_WORK REQUEST_: Would you repeat the listing exactly, without any of its images?

_RAW DATA_:

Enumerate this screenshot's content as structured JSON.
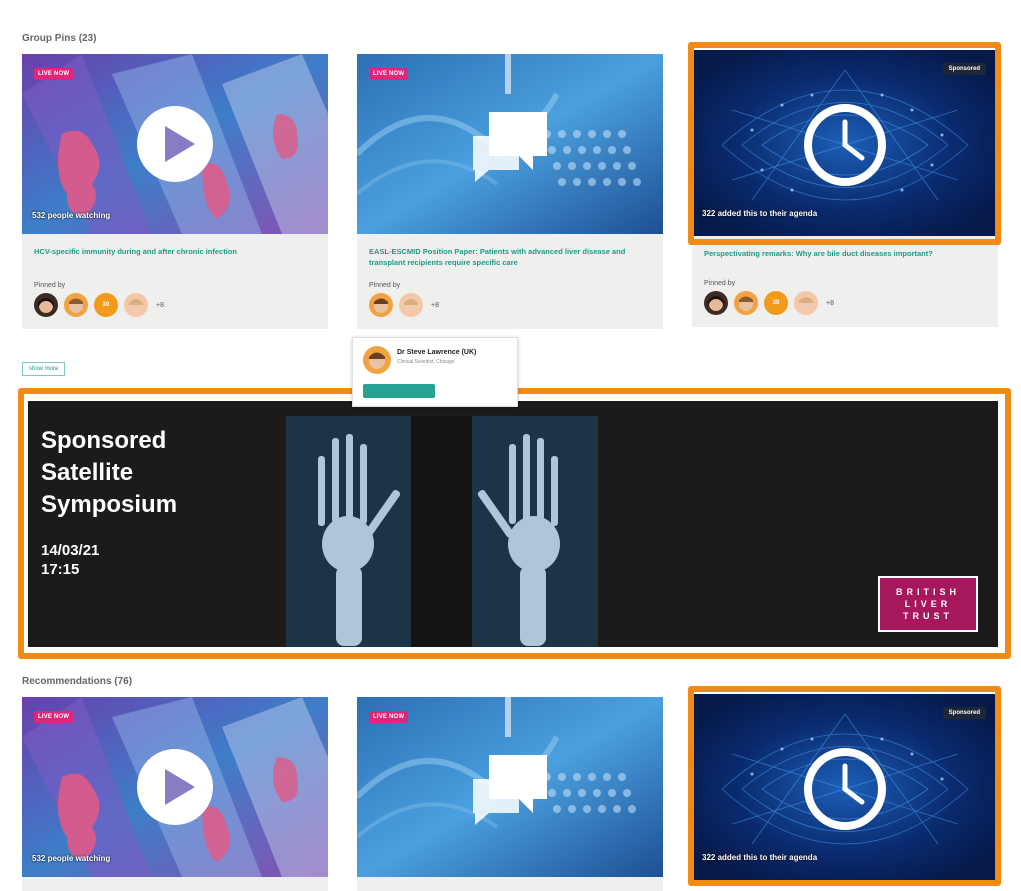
{
  "group_pins": {
    "label": "Group Pins",
    "count": "(23)",
    "cards": [
      {
        "badge": "LIVE NOW",
        "caption": "532 people watching",
        "title": "HCV-specific immunity during and after chronic infection",
        "pinned_label": "Pinned by",
        "count_badge": "30",
        "more": "+8"
      },
      {
        "badge": "LIVE NOW",
        "title": "EASL-ESCMID Position Paper: Patients with advanced liver disease and transplant recipients require specific care",
        "pinned_label": "Pinned by",
        "more": "+8"
      },
      {
        "badge": "Sponsored",
        "caption": "322 added this to their agenda",
        "title": "Perspectivating remarks: Why are bile duct diseases important?",
        "pinned_label": "Pinned by",
        "count_badge": "30",
        "more": "+8"
      }
    ],
    "show_more": "show more"
  },
  "tooltip": {
    "name": "Dr Steve Lawrence (UK)",
    "role": "Clinical Scientist, Chicago"
  },
  "banner": {
    "title": "Sponsored Satellite Symposium",
    "date": "14/03/21",
    "time": "17:15",
    "logo_lines": [
      "BRITISH",
      "LIVER",
      "TRUST"
    ]
  },
  "recommendations": {
    "label": "Recommendations",
    "count": "(76)",
    "cards": [
      {
        "badge": "LIVE NOW",
        "caption": "532 people watching"
      },
      {
        "badge": "LIVE NOW"
      },
      {
        "badge": "Sponsored",
        "caption": "322 added this to their agenda"
      }
    ]
  },
  "colors": {
    "highlight": "#f28a16",
    "live_badge": "#e0257a",
    "link_teal": "#1b9b8a",
    "banner_bg": "#1c1b19",
    "logo_bg": "#a6175d"
  },
  "icons": [
    "play-icon",
    "chat-bubbles-icon",
    "clock-icon"
  ]
}
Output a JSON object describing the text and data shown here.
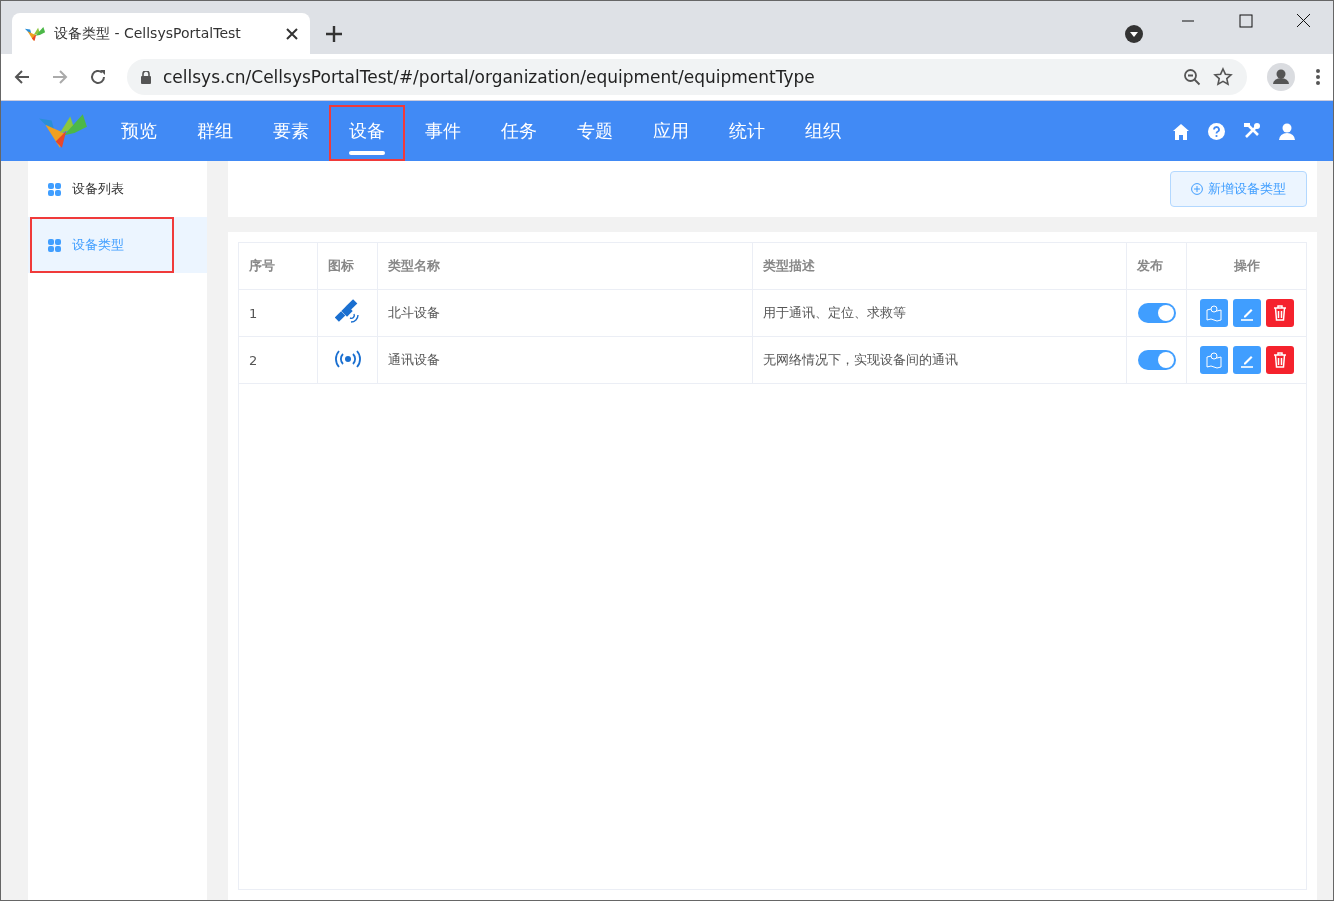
{
  "browser": {
    "tab_title": "设备类型 - CellsysPortalTest",
    "url": "cellsys.cn/CellsysPortalTest/#/portal/organization/equipment/equipmentType"
  },
  "nav": {
    "items": [
      {
        "label": "预览",
        "selected": false,
        "highlighted": false
      },
      {
        "label": "群组",
        "selected": false,
        "highlighted": false
      },
      {
        "label": "要素",
        "selected": false,
        "highlighted": false
      },
      {
        "label": "设备",
        "selected": true,
        "highlighted": true
      },
      {
        "label": "事件",
        "selected": false,
        "highlighted": false
      },
      {
        "label": "任务",
        "selected": false,
        "highlighted": false
      },
      {
        "label": "专题",
        "selected": false,
        "highlighted": false
      },
      {
        "label": "应用",
        "selected": false,
        "highlighted": false
      },
      {
        "label": "统计",
        "selected": false,
        "highlighted": false
      },
      {
        "label": "组织",
        "selected": false,
        "highlighted": false
      }
    ]
  },
  "sidebar": {
    "items": [
      {
        "label": "设备列表",
        "selected": false,
        "highlighted": false
      },
      {
        "label": "设备类型",
        "selected": true,
        "highlighted": true
      }
    ]
  },
  "toolbar": {
    "add_button": "新增设备类型"
  },
  "table": {
    "columns": [
      "序号",
      "图标",
      "类型名称",
      "类型描述",
      "发布",
      "操作"
    ],
    "rows": [
      {
        "index": "1",
        "kind": "satellite",
        "name": "北斗设备",
        "description": "用于通讯、定位、求救等",
        "published": true
      },
      {
        "index": "2",
        "kind": "signal",
        "name": "通讯设备",
        "description": "无网络情况下，实现设备间的通讯",
        "published": true
      }
    ]
  }
}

_TASK ANSWER_:
Enumerate this screenshot's content as structured JSON.
{
  "group_pins": {
    "label": "Group Pins",
    "count": "(23)",
    "cards": [
      {
        "badge": "LIVE NOW",
        "caption": "532 people watching",
        "title": "HCV-specific immunity during and after chronic infection",
        "pinned_label": "Pinned by",
        "count_badge": "30",
        "more": "+8"
      },
      {
        "badge": "LIVE NOW",
        "title": "EASL-ESCMID Position Paper: Patients with advanced liver disease and transplant recipients require specific care",
        "pinned_label": "Pinned by",
        "more": "+8"
      },
      {
        "badge": "Sponsored",
        "caption": "322 added this to their agenda",
        "title": "Perspectivating remarks: Why are bile duct diseases important?",
        "pinned_label": "Pinned by",
        "count_badge": "30",
        "more": "+8"
      }
    ],
    "show_more": "show more"
  },
  "tooltip": {
    "name": "Dr Steve Lawrence (UK)",
    "role": "Clinical Scientist, Chicago"
  },
  "banner": {
    "title": "Sponsored Satellite Symposium",
    "date": "14/03/21",
    "time": "17:15",
    "logo_lines": [
      "BRITISH",
      "LIVER",
      "TRUST"
    ]
  },
  "recommendations": {
    "label": "Recommendations",
    "count": "(76)",
    "cards": [
      {
        "badge": "LIVE NOW",
        "caption": "532 people watching"
      },
      {
        "badge": "LIVE NOW"
      },
      {
        "badge": "Sponsored",
        "caption": "322 added this to their agenda"
      }
    ]
  },
  "colors": {
    "highlight": "#f28a16",
    "live_badge": "#e0257a",
    "link_teal": "#1b9b8a",
    "banner_bg": "#1c1b19",
    "logo_bg": "#a6175d"
  },
  "icons": [
    "play-icon",
    "chat-bubbles-icon",
    "clock-icon"
  ]
}
Output a JSON object describing the text and data shown here.
{
  "browser": {
    "tab_title": "设备类型 - CellsysPortalTest",
    "url": "cellsys.cn/CellsysPortalTest/#/portal/organization/equipment/equipmentType"
  },
  "nav": {
    "items": [
      {
        "label": "预览",
        "selected": false,
        "highlighted": false
      },
      {
        "label": "群组",
        "selected": false,
        "highlighted": false
      },
      {
        "label": "要素",
        "selected": false,
        "highlighted": false
      },
      {
        "label": "设备",
        "selected": true,
        "highlighted": true
      },
      {
        "label": "事件",
        "selected": false,
        "highlighted": false
      },
      {
        "label": "任务",
        "selected": false,
        "highlighted": false
      },
      {
        "label": "专题",
        "selected": false,
        "highlighted": false
      },
      {
        "label": "应用",
        "selected": false,
        "highlighted": false
      },
      {
        "label": "统计",
        "selected": false,
        "highlighted": false
      },
      {
        "label": "组织",
        "selected": false,
        "highlighted": false
      }
    ]
  },
  "sidebar": {
    "items": [
      {
        "label": "设备列表",
        "selected": false,
        "highlighted": false
      },
      {
        "label": "设备类型",
        "selected": true,
        "highlighted": true
      }
    ]
  },
  "toolbar": {
    "add_button": "新增设备类型"
  },
  "table": {
    "columns": [
      "序号",
      "图标",
      "类型名称",
      "类型描述",
      "发布",
      "操作"
    ],
    "rows": [
      {
        "index": "1",
        "kind": "satellite",
        "name": "北斗设备",
        "description": "用于通讯、定位、求救等",
        "published": true
      },
      {
        "index": "2",
        "kind": "signal",
        "name": "通讯设备",
        "description": "无网络情况下，实现设备间的通讯",
        "published": true
      }
    ]
  }
}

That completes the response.